- [EXERCISE DETAILS]: Strip the pictures and reproduce the rest of the listing exactly.

═════ DATA ROWS ═════

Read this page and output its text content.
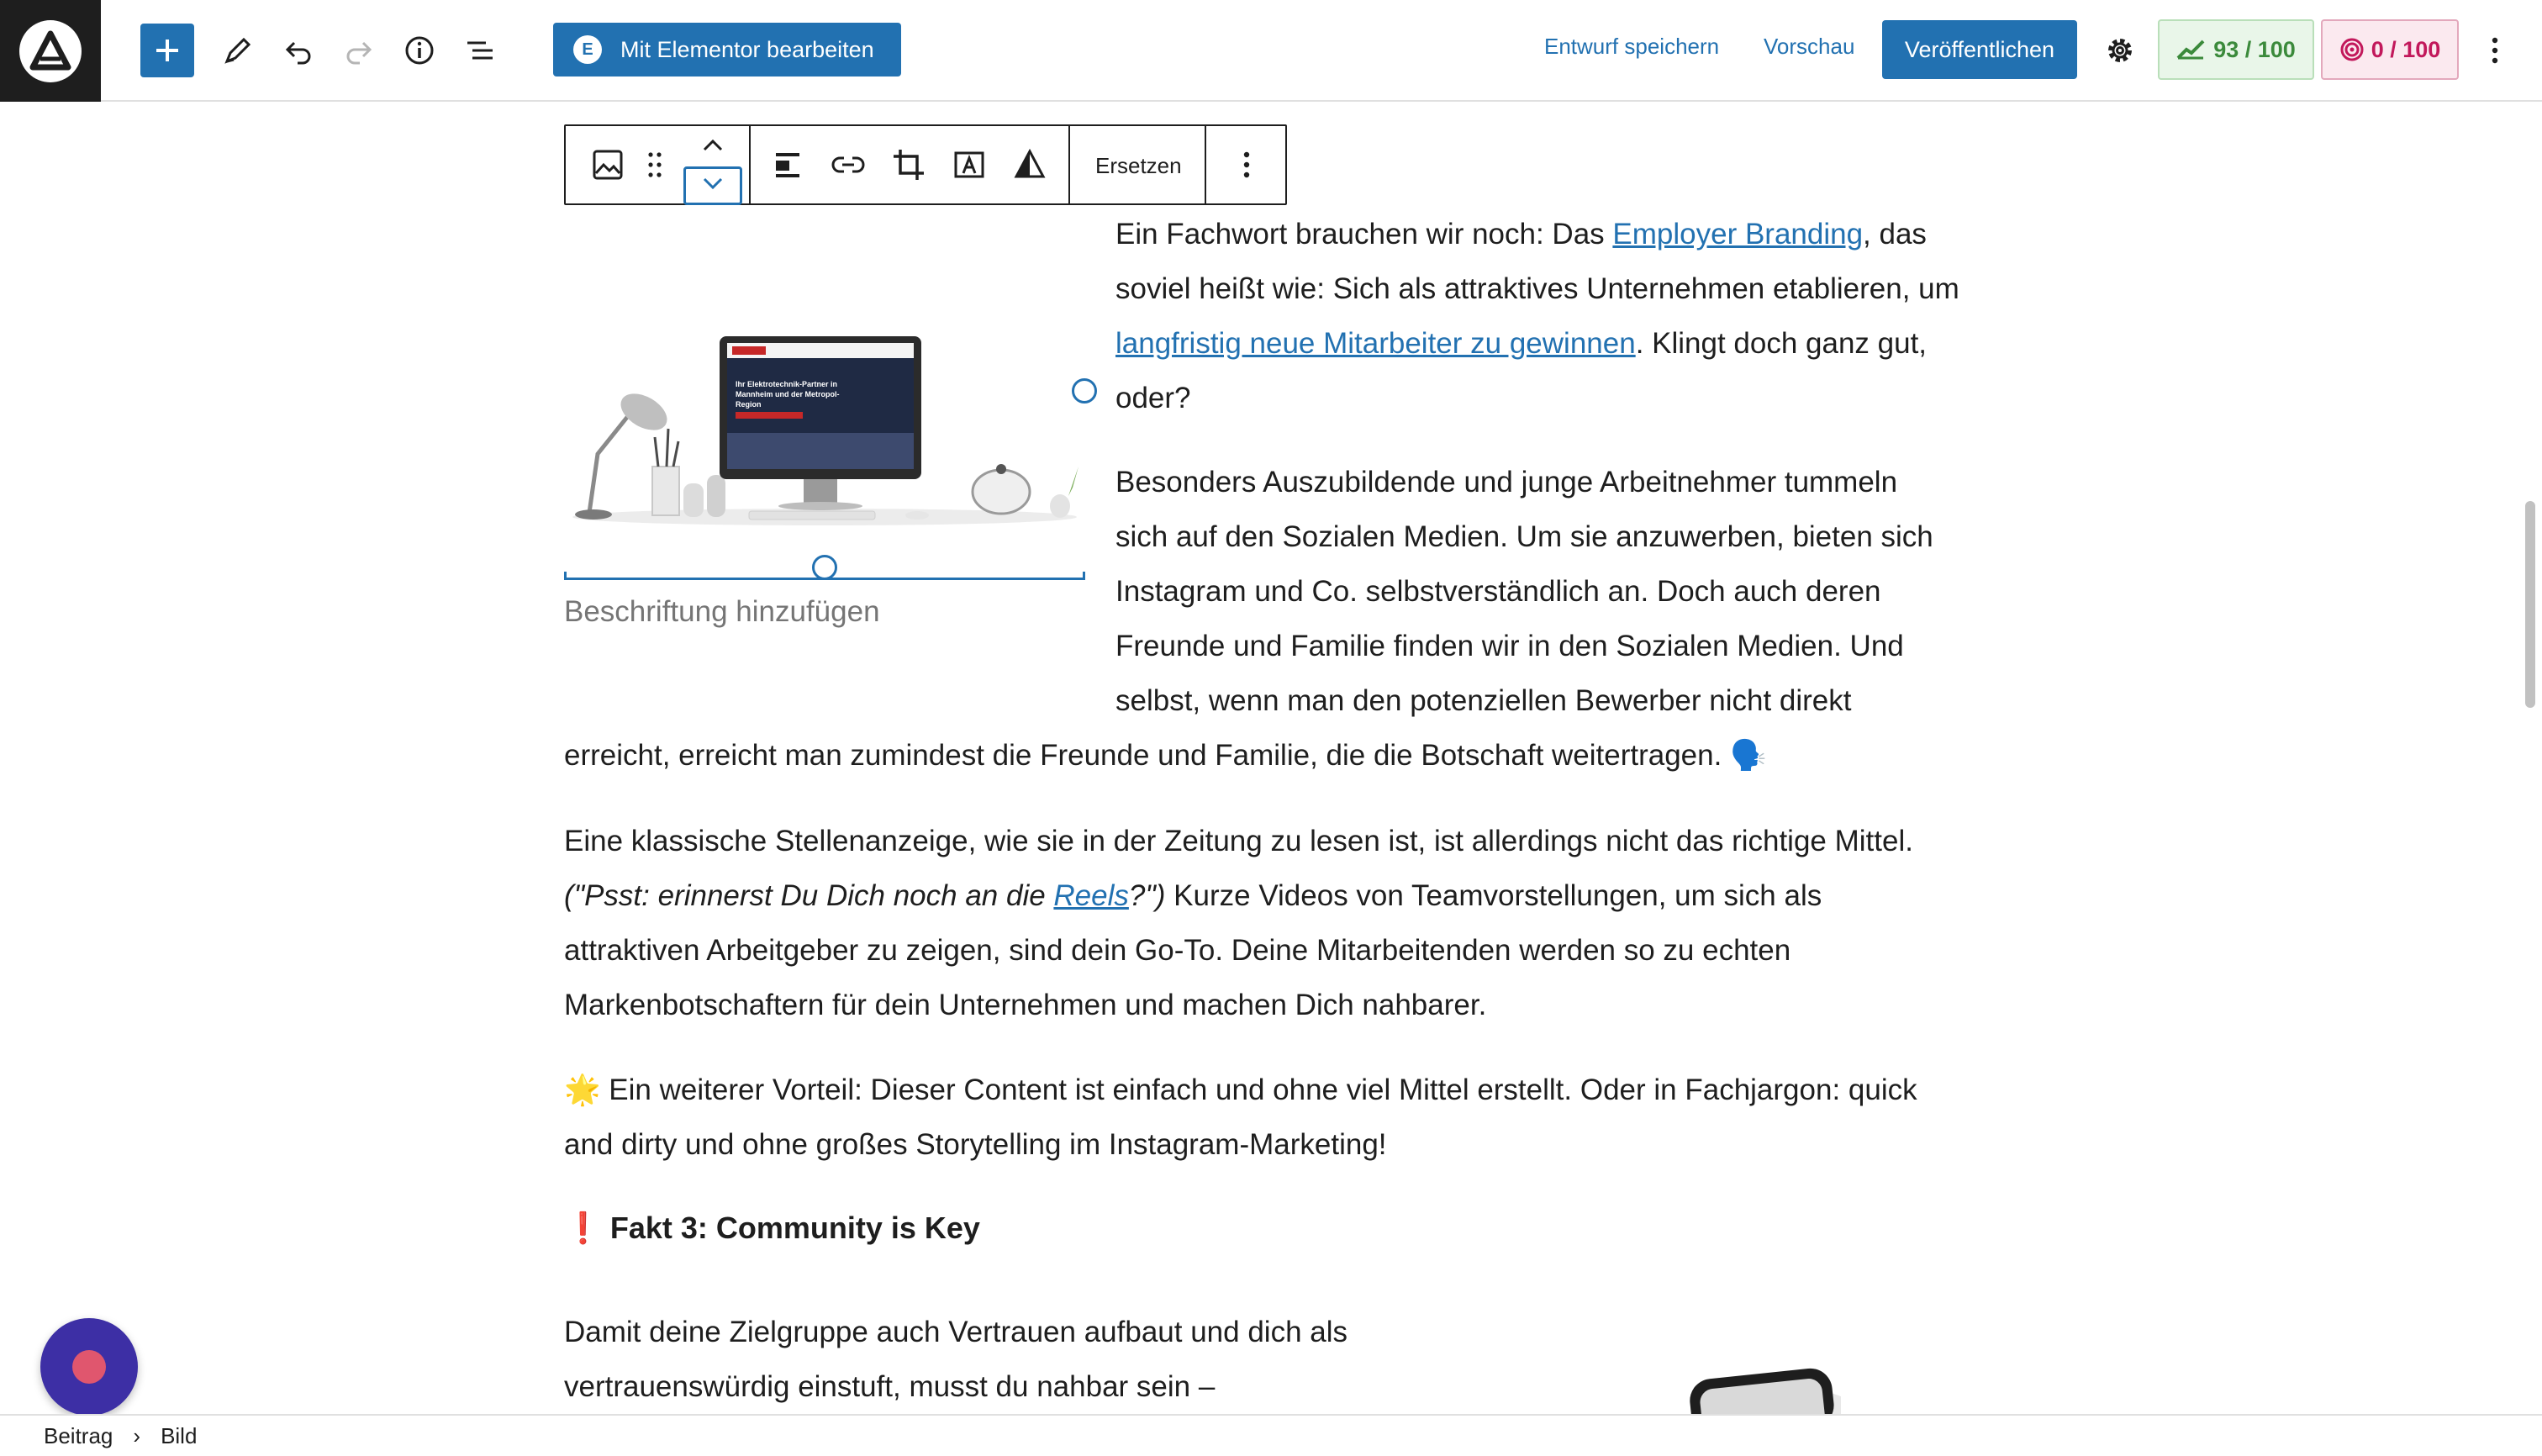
E	Mit Elementor bearbeiten	Entwurf speichern Vorschau	Veröffentlichen	93 / 100	0 / 100
Ersetzen
Ihr Elektrotechnik-Partner in
Mannheim und der Metropol-
Region
Beschriftung hinzufügen
Ein Fachwort brauchen wir noch: Das Employer Branding, das soviel heißt wie: Sich als attraktives Unternehmen etablieren, um langfristig neue Mitarbeiter zu gewinnen. Klingt doch ganz gut, oder?
Besonders Auszubildende und junge Arbeitnehmer tummeln
sich auf den Sozialen Medien. Um sie anzuwerben, bieten sich
Instagram und Co. selbstverständlich an. Doch auch deren
Freunde und Familie finden wir in den Sozialen Medien. Und
selbst, wenn man den potenziellen Bewerber nicht direkt
erreicht, erreicht man zumindest die Freunde und Familie, die die Botschaft weitertragen. 🗣️
Eine klassische Stellenanzeige, wie sie in der Zeitung zu lesen ist, ist allerdings nicht das richtige Mittel.
("Psst: erinnerst Du Dich noch an die Reels?") Kurze Videos von Teamvorstellungen, um sich als
attraktiven Arbeitgeber zu zeigen, sind dein Go-To. Deine Mitarbeitenden werden so zu echten
Markenbotschaftern für dein Unternehmen und machen Dich nahbarer.
🌟 Ein weiterer Vorteil: Dieser Content ist einfach und ohne viel Mittel erstellt. Oder in Fachjargon: quick
and dirty und ohne großes Storytelling im Instagram-Marketing!
❗ Fakt 3: Community is Key
Damit deine Zielgruppe auch Vertrauen aufbaut und dich als
vertrauenswürdig einstuft, musst du nahbar sein –
Beitrag › Bild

═════

- [OUTPUT OF THE TASK]:
Read this page and output its text content.
E	Mit Elementor bearbeiten	Entwurf speichern Vorschau	Veröffentlichen	93 / 100	0 / 100
Ersetzen
Ihr Elektrotechnik-Partner in
Mannheim und der Metropol-
Region
Beschriftung hinzufügen
Ein Fachwort brauchen wir noch: Das Employer Branding, das soviel heißt wie: Sich als attraktives Unternehmen etablieren, um langfristig neue Mitarbeiter zu gewinnen. Klingt doch ganz gut, oder?
Besonders Auszubildende und junge Arbeitnehmer tummeln
sich auf den Sozialen Medien. Um sie anzuwerben, bieten sich
Instagram und Co. selbstverständlich an. Doch auch deren
Freunde und Familie finden wir in den Sozialen Medien. Und
selbst, wenn man den potenziellen Bewerber nicht direkt
erreicht, erreicht man zumindest die Freunde und Familie, die die Botschaft weitertragen. 🗣️
Eine klassische Stellenanzeige, wie sie in der Zeitung zu lesen ist, ist allerdings nicht das richtige Mittel.
("Psst: erinnerst Du Dich noch an die Reels?") Kurze Videos von Teamvorstellungen, um sich als
attraktiven Arbeitgeber zu zeigen, sind dein Go-To. Deine Mitarbeitenden werden so zu echten
Markenbotschaftern für dein Unternehmen und machen Dich nahbarer.
🌟 Ein weiterer Vorteil: Dieser Content ist einfach und ohne viel Mittel erstellt. Oder in Fachjargon: quick
and dirty und ohne großes Storytelling im Instagram-Marketing!
❗ Fakt 3: Community is Key
Damit deine Zielgruppe auch Vertrauen aufbaut und dich als
vertrauenswürdig einstuft, musst du nahbar sein –
Beitrag › Bild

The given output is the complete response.